(REQUIREMENTS) Reproduce the entries exactly.

(EXTRACTED INFORMATION)
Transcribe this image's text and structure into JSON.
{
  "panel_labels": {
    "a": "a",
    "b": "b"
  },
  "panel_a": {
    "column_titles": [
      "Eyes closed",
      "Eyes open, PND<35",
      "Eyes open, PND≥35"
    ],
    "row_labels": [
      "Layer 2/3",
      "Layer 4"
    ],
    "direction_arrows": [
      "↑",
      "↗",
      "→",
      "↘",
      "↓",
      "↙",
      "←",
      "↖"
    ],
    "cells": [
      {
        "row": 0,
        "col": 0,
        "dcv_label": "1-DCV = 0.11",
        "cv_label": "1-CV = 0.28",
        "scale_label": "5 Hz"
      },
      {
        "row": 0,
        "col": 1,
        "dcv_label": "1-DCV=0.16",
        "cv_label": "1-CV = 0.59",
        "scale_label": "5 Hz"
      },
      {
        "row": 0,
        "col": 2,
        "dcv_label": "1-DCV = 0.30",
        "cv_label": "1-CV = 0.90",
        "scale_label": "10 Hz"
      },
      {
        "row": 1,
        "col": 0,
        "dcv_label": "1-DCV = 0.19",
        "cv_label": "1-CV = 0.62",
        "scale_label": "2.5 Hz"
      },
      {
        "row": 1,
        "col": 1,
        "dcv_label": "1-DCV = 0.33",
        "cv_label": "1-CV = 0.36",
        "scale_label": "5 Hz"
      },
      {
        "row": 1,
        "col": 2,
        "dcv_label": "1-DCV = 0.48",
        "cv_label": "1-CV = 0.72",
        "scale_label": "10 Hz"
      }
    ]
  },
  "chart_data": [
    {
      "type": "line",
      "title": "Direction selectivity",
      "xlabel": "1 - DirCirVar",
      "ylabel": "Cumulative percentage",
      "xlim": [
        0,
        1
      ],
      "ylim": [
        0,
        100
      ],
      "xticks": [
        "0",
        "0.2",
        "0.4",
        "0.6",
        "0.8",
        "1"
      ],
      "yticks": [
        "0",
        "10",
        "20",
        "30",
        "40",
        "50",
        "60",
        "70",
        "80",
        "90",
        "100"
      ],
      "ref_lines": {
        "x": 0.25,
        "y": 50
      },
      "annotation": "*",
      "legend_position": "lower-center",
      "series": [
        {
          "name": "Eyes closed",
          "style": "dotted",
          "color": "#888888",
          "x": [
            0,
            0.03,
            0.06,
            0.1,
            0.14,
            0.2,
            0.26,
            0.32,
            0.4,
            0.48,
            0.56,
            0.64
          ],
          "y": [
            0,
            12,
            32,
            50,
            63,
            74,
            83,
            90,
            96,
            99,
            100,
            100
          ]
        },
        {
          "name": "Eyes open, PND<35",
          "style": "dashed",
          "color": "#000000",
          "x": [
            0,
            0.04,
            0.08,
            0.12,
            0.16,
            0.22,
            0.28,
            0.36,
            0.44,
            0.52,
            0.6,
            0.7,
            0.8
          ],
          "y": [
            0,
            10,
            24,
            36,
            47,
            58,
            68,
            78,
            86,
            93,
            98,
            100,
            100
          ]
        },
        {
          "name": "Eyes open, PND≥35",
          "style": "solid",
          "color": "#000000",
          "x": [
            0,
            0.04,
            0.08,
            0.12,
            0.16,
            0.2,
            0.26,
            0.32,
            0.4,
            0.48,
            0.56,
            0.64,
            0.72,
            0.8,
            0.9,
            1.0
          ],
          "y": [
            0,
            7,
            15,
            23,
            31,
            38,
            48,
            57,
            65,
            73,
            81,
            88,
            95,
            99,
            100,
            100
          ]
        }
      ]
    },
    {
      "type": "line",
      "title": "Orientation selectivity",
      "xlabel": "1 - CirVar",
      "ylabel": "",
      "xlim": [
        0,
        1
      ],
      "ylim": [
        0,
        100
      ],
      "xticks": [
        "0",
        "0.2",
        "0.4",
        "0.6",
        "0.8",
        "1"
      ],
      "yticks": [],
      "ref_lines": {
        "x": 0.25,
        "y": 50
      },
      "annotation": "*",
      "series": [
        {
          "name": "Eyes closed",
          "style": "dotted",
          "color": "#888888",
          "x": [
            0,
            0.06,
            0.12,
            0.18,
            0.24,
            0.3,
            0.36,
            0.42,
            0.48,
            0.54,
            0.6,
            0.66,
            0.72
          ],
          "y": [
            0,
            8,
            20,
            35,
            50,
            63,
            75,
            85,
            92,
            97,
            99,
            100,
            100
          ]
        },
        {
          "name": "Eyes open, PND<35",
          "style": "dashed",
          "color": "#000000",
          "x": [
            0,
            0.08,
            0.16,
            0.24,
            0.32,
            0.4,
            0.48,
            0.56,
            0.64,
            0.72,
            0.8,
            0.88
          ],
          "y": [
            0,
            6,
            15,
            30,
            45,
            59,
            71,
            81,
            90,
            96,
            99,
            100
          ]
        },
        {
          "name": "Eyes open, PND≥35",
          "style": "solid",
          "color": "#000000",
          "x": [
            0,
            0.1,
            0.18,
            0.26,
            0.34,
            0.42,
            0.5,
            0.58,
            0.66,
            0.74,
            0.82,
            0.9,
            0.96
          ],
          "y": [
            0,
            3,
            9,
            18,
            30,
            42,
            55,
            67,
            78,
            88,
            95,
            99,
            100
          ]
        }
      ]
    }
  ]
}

(RIGHT ANSWER)
Transcribe this image's text and structure into JSON.
{
  "panel_labels": {
    "a": "a",
    "b": "b"
  },
  "panel_a": {
    "column_titles": [
      "Eyes closed",
      "Eyes open, PND<35",
      "Eyes open, PND≥35"
    ],
    "row_labels": [
      "Layer 2/3",
      "Layer 4"
    ],
    "direction_arrows": [
      "↑",
      "↗",
      "→",
      "↘",
      "↓",
      "↙",
      "←",
      "↖"
    ],
    "cells": [
      {
        "row": 0,
        "col": 0,
        "dcv_label": "1-DCV = 0.11",
        "cv_label": "1-CV = 0.28",
        "scale_label": "5 Hz"
      },
      {
        "row": 0,
        "col": 1,
        "dcv_label": "1-DCV=0.16",
        "cv_label": "1-CV = 0.59",
        "scale_label": "5 Hz"
      },
      {
        "row": 0,
        "col": 2,
        "dcv_label": "1-DCV = 0.30",
        "cv_label": "1-CV = 0.90",
        "scale_label": "10 Hz"
      },
      {
        "row": 1,
        "col": 0,
        "dcv_label": "1-DCV = 0.19",
        "cv_label": "1-CV = 0.62",
        "scale_label": "2.5 Hz"
      },
      {
        "row": 1,
        "col": 1,
        "dcv_label": "1-DCV = 0.33",
        "cv_label": "1-CV = 0.36",
        "scale_label": "5 Hz"
      },
      {
        "row": 1,
        "col": 2,
        "dcv_label": "1-DCV = 0.48",
        "cv_label": "1-CV = 0.72",
        "scale_label": "10 Hz"
      }
    ]
  },
  "chart_data": [
    {
      "type": "line",
      "title": "Direction selectivity",
      "xlabel": "1 - DirCirVar",
      "ylabel": "Cumulative percentage",
      "xlim": [
        0,
        1
      ],
      "ylim": [
        0,
        100
      ],
      "xticks": [
        "0",
        "0.2",
        "0.4",
        "0.6",
        "0.8",
        "1"
      ],
      "yticks": [
        "0",
        "10",
        "20",
        "30",
        "40",
        "50",
        "60",
        "70",
        "80",
        "90",
        "100"
      ],
      "ref_lines": {
        "x": 0.25,
        "y": 50
      },
      "annotation": "*",
      "legend_position": "lower-center",
      "series": [
        {
          "name": "Eyes closed",
          "style": "dotted",
          "color": "#888888",
          "x": [
            0,
            0.03,
            0.06,
            0.1,
            0.14,
            0.2,
            0.26,
            0.32,
            0.4,
            0.48,
            0.56,
            0.64
          ],
          "y": [
            0,
            12,
            32,
            50,
            63,
            74,
            83,
            90,
            96,
            99,
            100,
            100
          ]
        },
        {
          "name": "Eyes open, PND<35",
          "style": "dashed",
          "color": "#000000",
          "x": [
            0,
            0.04,
            0.08,
            0.12,
            0.16,
            0.22,
            0.28,
            0.36,
            0.44,
            0.52,
            0.6,
            0.7,
            0.8
          ],
          "y": [
            0,
            10,
            24,
            36,
            47,
            58,
            68,
            78,
            86,
            93,
            98,
            100,
            100
          ]
        },
        {
          "name": "Eyes open, PND≥35",
          "style": "solid",
          "color": "#000000",
          "x": [
            0,
            0.04,
            0.08,
            0.12,
            0.16,
            0.2,
            0.26,
            0.32,
            0.4,
            0.48,
            0.56,
            0.64,
            0.72,
            0.8,
            0.9,
            1.0
          ],
          "y": [
            0,
            7,
            15,
            23,
            31,
            38,
            48,
            57,
            65,
            73,
            81,
            88,
            95,
            99,
            100,
            100
          ]
        }
      ]
    },
    {
      "type": "line",
      "title": "Orientation selectivity",
      "xlabel": "1 - CirVar",
      "ylabel": "",
      "xlim": [
        0,
        1
      ],
      "ylim": [
        0,
        100
      ],
      "xticks": [
        "0",
        "0.2",
        "0.4",
        "0.6",
        "0.8",
        "1"
      ],
      "yticks": [],
      "ref_lines": {
        "x": 0.25,
        "y": 50
      },
      "annotation": "*",
      "series": [
        {
          "name": "Eyes closed",
          "style": "dotted",
          "color": "#888888",
          "x": [
            0,
            0.06,
            0.12,
            0.18,
            0.24,
            0.3,
            0.36,
            0.42,
            0.48,
            0.54,
            0.6,
            0.66,
            0.72
          ],
          "y": [
            0,
            8,
            20,
            35,
            50,
            63,
            75,
            85,
            92,
            97,
            99,
            100,
            100
          ]
        },
        {
          "name": "Eyes open, PND<35",
          "style": "dashed",
          "color": "#000000",
          "x": [
            0,
            0.08,
            0.16,
            0.24,
            0.32,
            0.4,
            0.48,
            0.56,
            0.64,
            0.72,
            0.8,
            0.88
          ],
          "y": [
            0,
            6,
            15,
            30,
            45,
            59,
            71,
            81,
            90,
            96,
            99,
            100
          ]
        },
        {
          "name": "Eyes open, PND≥35",
          "style": "solid",
          "color": "#000000",
          "x": [
            0,
            0.1,
            0.18,
            0.26,
            0.34,
            0.42,
            0.5,
            0.58,
            0.66,
            0.74,
            0.82,
            0.9,
            0.96
          ],
          "y": [
            0,
            3,
            9,
            18,
            30,
            42,
            55,
            67,
            78,
            88,
            95,
            99,
            100
          ]
        }
      ]
    }
  ]
}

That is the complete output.